→ **TASK TO CARRY OUT**: Present every line of the material below as a numbered list, leaving out any blank lines.

[Layout records]
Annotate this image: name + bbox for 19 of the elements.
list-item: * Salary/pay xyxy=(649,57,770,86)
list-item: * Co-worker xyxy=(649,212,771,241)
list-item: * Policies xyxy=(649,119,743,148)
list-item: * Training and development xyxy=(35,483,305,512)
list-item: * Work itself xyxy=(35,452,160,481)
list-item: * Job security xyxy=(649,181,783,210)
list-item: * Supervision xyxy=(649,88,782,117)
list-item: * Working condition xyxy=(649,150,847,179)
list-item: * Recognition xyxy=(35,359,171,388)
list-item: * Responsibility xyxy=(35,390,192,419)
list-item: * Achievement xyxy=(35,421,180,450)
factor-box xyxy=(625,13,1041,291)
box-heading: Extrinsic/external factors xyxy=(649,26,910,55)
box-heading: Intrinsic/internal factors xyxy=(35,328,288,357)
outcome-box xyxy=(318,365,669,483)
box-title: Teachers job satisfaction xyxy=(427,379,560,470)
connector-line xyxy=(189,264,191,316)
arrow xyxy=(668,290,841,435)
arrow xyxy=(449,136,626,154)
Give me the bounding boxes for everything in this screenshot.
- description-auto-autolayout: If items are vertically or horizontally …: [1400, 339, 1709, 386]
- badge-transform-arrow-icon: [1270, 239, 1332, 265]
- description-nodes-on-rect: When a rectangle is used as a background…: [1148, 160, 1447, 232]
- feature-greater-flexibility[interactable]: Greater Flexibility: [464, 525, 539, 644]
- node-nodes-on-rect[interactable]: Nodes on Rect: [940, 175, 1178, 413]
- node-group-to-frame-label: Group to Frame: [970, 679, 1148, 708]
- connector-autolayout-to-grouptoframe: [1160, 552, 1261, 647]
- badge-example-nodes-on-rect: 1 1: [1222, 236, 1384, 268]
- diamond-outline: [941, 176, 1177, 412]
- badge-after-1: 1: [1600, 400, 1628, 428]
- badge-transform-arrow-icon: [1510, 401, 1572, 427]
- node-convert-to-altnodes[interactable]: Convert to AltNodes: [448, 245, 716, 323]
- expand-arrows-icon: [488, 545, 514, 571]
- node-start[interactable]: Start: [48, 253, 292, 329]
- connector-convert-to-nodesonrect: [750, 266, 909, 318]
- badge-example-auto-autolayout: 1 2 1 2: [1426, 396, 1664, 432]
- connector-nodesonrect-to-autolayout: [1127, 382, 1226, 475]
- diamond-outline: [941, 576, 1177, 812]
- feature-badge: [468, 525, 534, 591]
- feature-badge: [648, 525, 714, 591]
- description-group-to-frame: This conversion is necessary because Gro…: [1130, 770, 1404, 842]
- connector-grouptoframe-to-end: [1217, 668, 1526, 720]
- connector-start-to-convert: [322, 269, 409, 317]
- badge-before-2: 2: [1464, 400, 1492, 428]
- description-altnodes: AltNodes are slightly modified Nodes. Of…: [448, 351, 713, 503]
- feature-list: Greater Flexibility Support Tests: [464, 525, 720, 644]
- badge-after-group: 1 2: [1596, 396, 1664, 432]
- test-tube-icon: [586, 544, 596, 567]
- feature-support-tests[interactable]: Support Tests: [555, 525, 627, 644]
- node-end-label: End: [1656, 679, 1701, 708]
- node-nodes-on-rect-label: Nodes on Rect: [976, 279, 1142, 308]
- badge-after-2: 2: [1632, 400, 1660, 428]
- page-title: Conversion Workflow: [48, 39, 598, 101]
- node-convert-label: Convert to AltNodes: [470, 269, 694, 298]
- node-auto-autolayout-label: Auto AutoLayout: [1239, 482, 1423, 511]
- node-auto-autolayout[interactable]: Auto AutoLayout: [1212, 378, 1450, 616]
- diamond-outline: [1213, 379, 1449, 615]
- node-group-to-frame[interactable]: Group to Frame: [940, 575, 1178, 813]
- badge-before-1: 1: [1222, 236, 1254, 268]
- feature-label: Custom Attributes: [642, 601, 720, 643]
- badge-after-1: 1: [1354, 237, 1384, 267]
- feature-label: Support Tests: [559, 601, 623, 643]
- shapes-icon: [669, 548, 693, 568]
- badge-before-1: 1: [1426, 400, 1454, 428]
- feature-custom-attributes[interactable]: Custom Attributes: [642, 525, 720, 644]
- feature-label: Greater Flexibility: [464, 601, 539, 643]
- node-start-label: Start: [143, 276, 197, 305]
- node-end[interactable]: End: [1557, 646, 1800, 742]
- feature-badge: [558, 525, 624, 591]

→ **REPLY**:
1. Annotate this image: name + bbox for 19 of the elements.
2. list-item: * Salary/pay xyxy=(649,57,770,86)
3. list-item: * Co-worker xyxy=(649,212,771,241)
4. list-item: * Policies xyxy=(649,119,743,148)
5. list-item: * Training and development xyxy=(35,483,305,512)
6. list-item: * Work itself xyxy=(35,452,160,481)
7. list-item: * Job security xyxy=(649,181,783,210)
8. list-item: * Supervision xyxy=(649,88,782,117)
9. list-item: * Working condition xyxy=(649,150,847,179)
10. list-item: * Recognition xyxy=(35,359,171,388)
11. list-item: * Responsibility xyxy=(35,390,192,419)
12. list-item: * Achievement xyxy=(35,421,180,450)
13. factor-box xyxy=(625,13,1041,291)
14. box-heading: Extrinsic/external factors xyxy=(649,26,910,55)
15. box-heading: Intrinsic/internal factors xyxy=(35,328,288,357)
16. outcome-box xyxy=(318,365,669,483)
17. box-title: Teachers job satisfaction xyxy=(427,379,560,470)
18. connector-line xyxy=(189,264,191,316)
19. arrow xyxy=(668,290,841,435)
20. arrow xyxy=(449,136,626,154)
21. Give me the bounding boxes for everything in this screenshot.
22. - description-auto-autolayout: If items are vertically or horizontally …: [1400, 339, 1709, 386]
23. - badge-transform-arrow-icon: [1270, 239, 1332, 265]
24. - description-nodes-on-rect: When a rectangle is used as a background…: [1148, 160, 1447, 232]
25. - feature-greater-flexibility[interactable]: Greater Flexibility: [464, 525, 539, 644]
26. - node-nodes-on-rect[interactable]: Nodes on Rect: [940, 175, 1178, 413]
27. - node-group-to-frame-label: Group to Frame: [970, 679, 1148, 708]
28. - connector-autolayout-to-grouptoframe: [1160, 552, 1261, 647]
29. - badge-example-nodes-on-rect: 1 1: [1222, 236, 1384, 268]
30. - diamond-outline: [941, 176, 1177, 412]
31. - badge-after-1: 1: [1600, 400, 1628, 428]
32. - badge-transform-arrow-icon: [1510, 401, 1572, 427]
33. - node-convert-to-altnodes[interactable]: Convert to AltNodes: [448, 245, 716, 323]
34. - expand-arrows-icon: [488, 545, 514, 571]
35. - node-start[interactable]: Start: [48, 253, 292, 329]
36. - connector-convert-to-nodesonrect: [750, 266, 909, 318]
37. - badge-example-auto-autolayout: 1 2 1 2: [1426, 396, 1664, 432]
38. - connector-nodesonrect-to-autolayout: [1127, 382, 1226, 475]
39. - diamond-outline: [941, 576, 1177, 812]
40. - feature-badge: [468, 525, 534, 591]
41. - feature-badge: [648, 525, 714, 591]
42. - description-group-to-frame: This conversion is necessary because Gro…: [1130, 770, 1404, 842]
43. - connector-grouptoframe-to-end: [1217, 668, 1526, 720]
44. - connector-start-to-convert: [322, 269, 409, 317]
45. - badge-before-2: 2: [1464, 400, 1492, 428]
46. - description-altnodes: AltNodes are slightly modified Nodes. Of…: [448, 351, 713, 503]
47. - feature-list: Greater Flexibility Support Tests: [464, 525, 720, 644]
48. - badge-after-group: 1 2: [1596, 396, 1664, 432]
49. - test-tube-icon: [586, 544, 596, 567]
50. - feature-support-tests[interactable]: Support Tests: [555, 525, 627, 644]
51. - node-end-label: End: [1656, 679, 1701, 708]
52. - node-nodes-on-rect-label: Nodes on Rect: [976, 279, 1142, 308]
53. - badge-after-2: 2: [1632, 400, 1660, 428]
54. - page-title: Conversion Workflow: [48, 39, 598, 101]
55. - node-convert-label: Convert to AltNodes: [470, 269, 694, 298]
56. - node-auto-autolayout-label: Auto AutoLayout: [1239, 482, 1423, 511]
57. - node-auto-autolayout[interactable]: Auto AutoLayout: [1212, 378, 1450, 616]
58. - diamond-outline: [1213, 379, 1449, 615]
59. - node-group-to-frame[interactable]: Group to Frame: [940, 575, 1178, 813]
60. - badge-before-1: 1: [1222, 236, 1254, 268]
61. - feature-label: Custom Attributes: [642, 601, 720, 643]
62. - badge-after-1: 1: [1354, 237, 1384, 267]
63. - feature-label: Support Tests: [559, 601, 623, 643]
64. - shapes-icon: [669, 548, 693, 568]
65. - badge-before-1: 1: [1426, 400, 1454, 428]
66. - feature-custom-attributes[interactable]: Custom Attributes: [642, 525, 720, 644]
67. - feature-label: Greater Flexibility: [464, 601, 539, 643]
68. - node-start-label: Start: [143, 276, 197, 305]
69. - node-end[interactable]: End: [1557, 646, 1800, 742]
70. - feature-badge: [558, 525, 624, 591]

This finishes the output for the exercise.